_TASK OBJECTIVE_.
Set out each line from the following listing that includes the word "účtu".

[Stored data entries]
[Start]

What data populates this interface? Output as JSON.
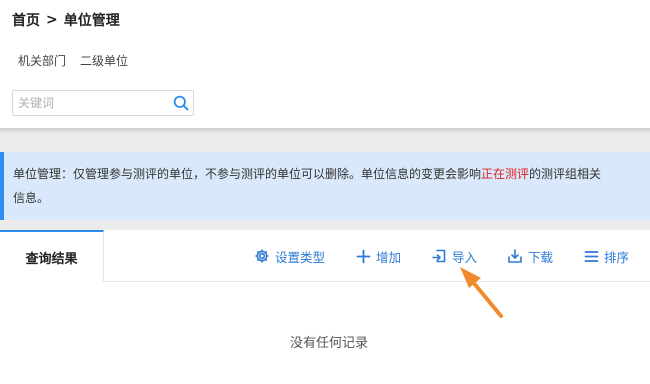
{
  "breadcrumb": {
    "home": "首页",
    "separator": ">",
    "current": "单位管理"
  },
  "subtabs": [
    {
      "label": "机关部门"
    },
    {
      "label": "二级单位"
    }
  ],
  "search": {
    "placeholder": "关键词",
    "value": ""
  },
  "notice": {
    "part1": "单位管理：仅管理参与测评的单位，不参与测评的单位可以删除。单位信息的变更会影响",
    "highlight": "正在测评",
    "part2": "的测评组相关",
    "part3": "信息。"
  },
  "results": {
    "tab_label": "查询结果",
    "actions": {
      "settings": "设置类型",
      "add": "增加",
      "import": "导入",
      "download": "下载",
      "sort": "排序"
    },
    "empty_text": "没有任何记录"
  },
  "colors": {
    "accent": "#2d8cf0",
    "link": "#2d7ad6",
    "highlight": "#e02020",
    "notice_bg": "#d9e8fa",
    "annotation_arrow": "#f08a2c"
  },
  "icons": [
    "search-icon",
    "gear-icon",
    "plus-icon",
    "import-icon",
    "download-icon",
    "sort-list-icon",
    "annotation-arrow-icon"
  ]
}
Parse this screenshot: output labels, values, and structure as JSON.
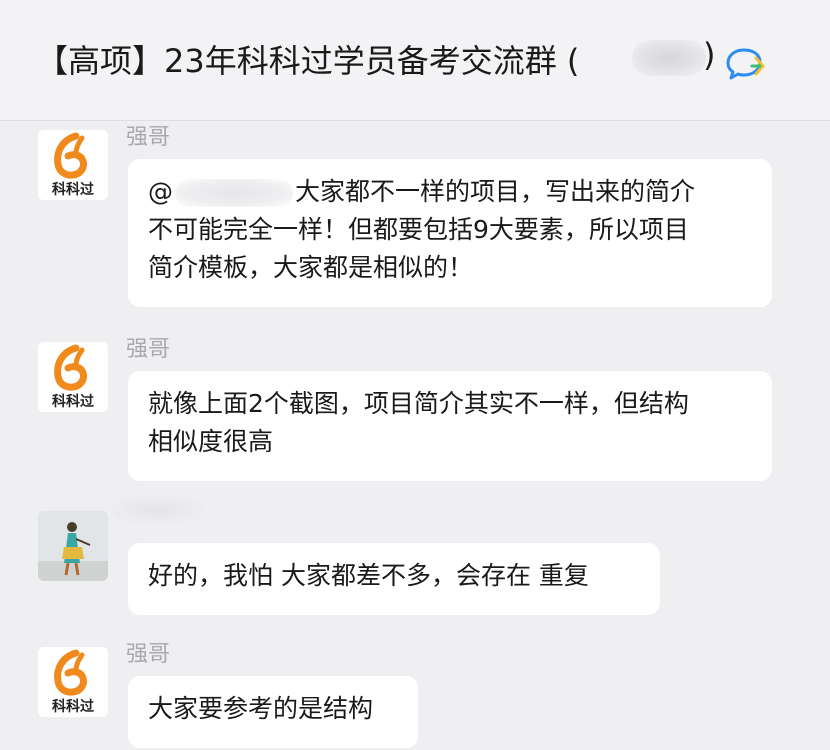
{
  "header": {
    "title": "【高项】23年科科过学员备考交流群 (",
    "close_paren": ")"
  },
  "messages": [
    {
      "sender": "强哥",
      "mention_prefix": "@",
      "lines": [
        "大家都不一样的项目，写出来的简介",
        "不可能完全一样！但都要包括9大要素，所以项目",
        "简介模板，大家都是相似的！"
      ]
    },
    {
      "sender": "强哥",
      "lines": [
        "就像上面2个截图，项目简介其实不一样，但结构",
        "相似度很高"
      ]
    },
    {
      "sender": "",
      "lines": [
        "好的，我怕 大家都差不多，会存在 重复"
      ]
    },
    {
      "sender": "强哥",
      "lines": [
        "大家要参考的是结构"
      ]
    }
  ],
  "logo": {
    "brand_text": "科科过",
    "accent_color": "#f08a1c"
  }
}
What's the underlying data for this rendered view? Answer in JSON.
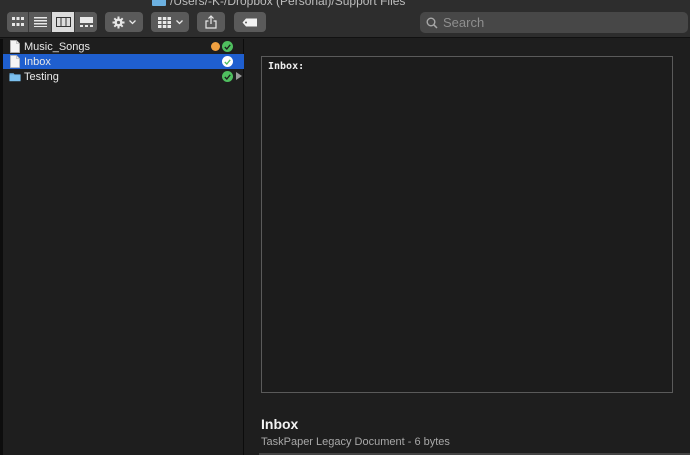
{
  "window": {
    "title": "/Users/-K-/Dropbox (Personal)/Support Files"
  },
  "toolbar": {
    "view_modes": [
      "icon-view",
      "list-view",
      "column-view",
      "gallery-view"
    ],
    "active_view": "column-view",
    "action_menu": "gear-icon",
    "group_menu": "group-icon",
    "share": "share-icon",
    "tags": "tag-icon"
  },
  "search": {
    "placeholder": "Search"
  },
  "files": [
    {
      "name": "Music_Songs",
      "type": "document",
      "status": "orange",
      "synced": true,
      "selected": false,
      "folder": false
    },
    {
      "name": "Inbox",
      "type": "document",
      "synced": true,
      "selected": true,
      "folder": false
    },
    {
      "name": "Testing",
      "type": "folder",
      "synced": true,
      "selected": false,
      "folder": true
    }
  ],
  "preview": {
    "content": "Inbox:",
    "file_name": "Inbox",
    "file_kind": "TaskPaper Legacy Document - 6 bytes"
  },
  "colors": {
    "selection": "#1f5fcf",
    "sync_ok": "#4fbf5f",
    "status_orange": "#f0a040",
    "folder": "#6cb0e0"
  }
}
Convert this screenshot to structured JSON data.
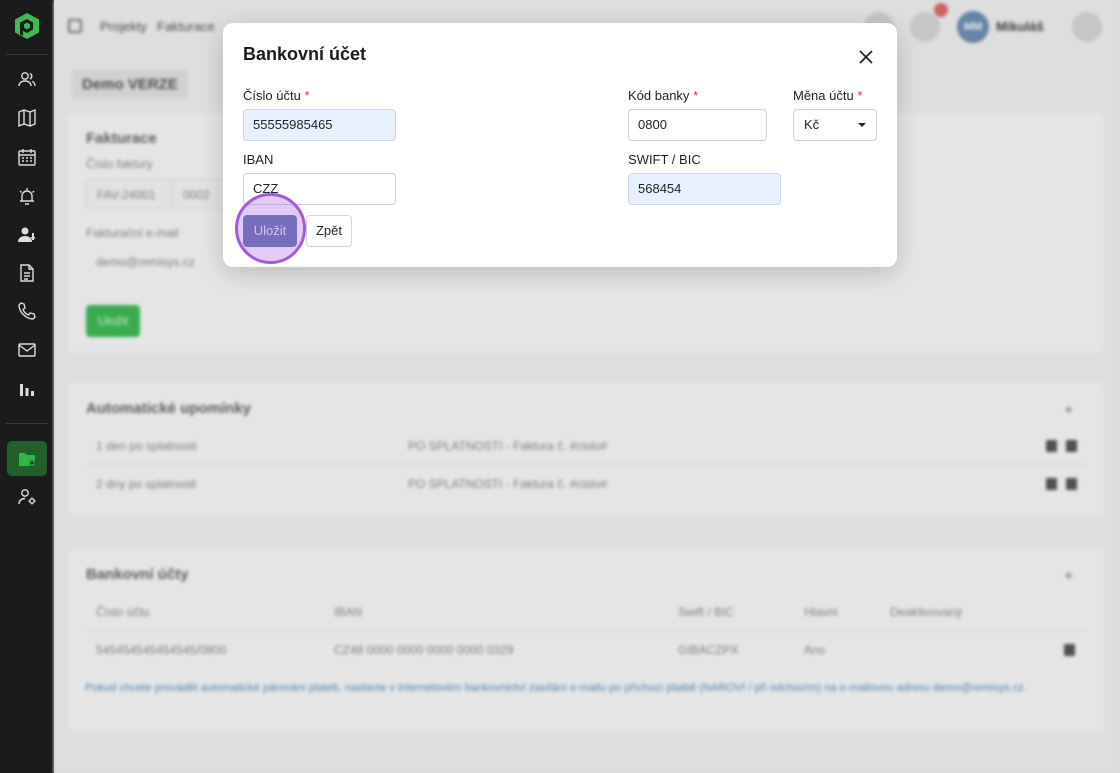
{
  "breadcrumb": [
    "Projekty",
    "Fakturace"
  ],
  "user": {
    "initials": "MM",
    "name": "Mikuláš"
  },
  "page_chip": "Demo VERZE",
  "billing_card": {
    "title": "Fakturace",
    "invoice_number_label": "Číslo faktury",
    "invoice_prefix": "FAV-24001",
    "invoice_seq": "0002",
    "billing_email_label": "Fakturační e-mail",
    "billing_email": "demo@remisys.cz",
    "save_label": "Uložit"
  },
  "reminders_card": {
    "title": "Automatické upomínky",
    "rows": [
      {
        "when": "1 den po splatnosti",
        "template": "PO SPLATNOSTI - Faktura č. #cislo#"
      },
      {
        "when": "2 dny po splatnosti",
        "template": "PO SPLATNOSTI - Faktura č. #cislo#"
      }
    ]
  },
  "bank_card": {
    "title": "Bankovní účty",
    "columns": [
      "Číslo účtu",
      "IBAN",
      "Swift / BIC",
      "Hlavní",
      "Deaktivovaný"
    ],
    "rows": [
      {
        "account": "545454545454545/0800",
        "iban": "CZ48 0000 0000 0000 0000 0329",
        "swift": "GIBACZPX",
        "main": "Ano"
      }
    ],
    "note": "Pokud chcete provádět automatické párování plateb, nastavte v internetovém bankovnictví zasílání e-mailu po příchozí platbě (NAROVI / při odchozím) na e-mailovou adresu demo@remisys.cz."
  },
  "modal": {
    "title": "Bankovní účet",
    "account_label": "Číslo účtu",
    "account_value": "55555985465",
    "bank_code_label": "Kód banky",
    "bank_code_value": "0800",
    "currency_label": "Měna účtu",
    "currency_value": "Kč",
    "iban_label": "IBAN",
    "iban_value": "CZZ",
    "swift_label": "SWIFT / BIC",
    "swift_value": "568454",
    "required_mark": "*",
    "save_label": "Uložit",
    "back_label": "Zpět"
  },
  "colors": {
    "accent": "#5f73a8",
    "sidebar": "#1b1b1b",
    "active_green": "#2fb84a",
    "click_marker": "#a05bdc"
  },
  "icons": [
    "logo-icon",
    "users-icon",
    "map-icon",
    "calendar-icon",
    "alarm-icon",
    "user-key-icon",
    "document-icon",
    "phone-icon",
    "mail-icon",
    "chart-icon",
    "folder-icon",
    "user-settings-icon",
    "close-icon",
    "caret-down-icon"
  ]
}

[End]

_REPLY_.
      "Číslo účtu",
    "account_label": "Číslo účtu",
    "currency_label": "Měna účtu",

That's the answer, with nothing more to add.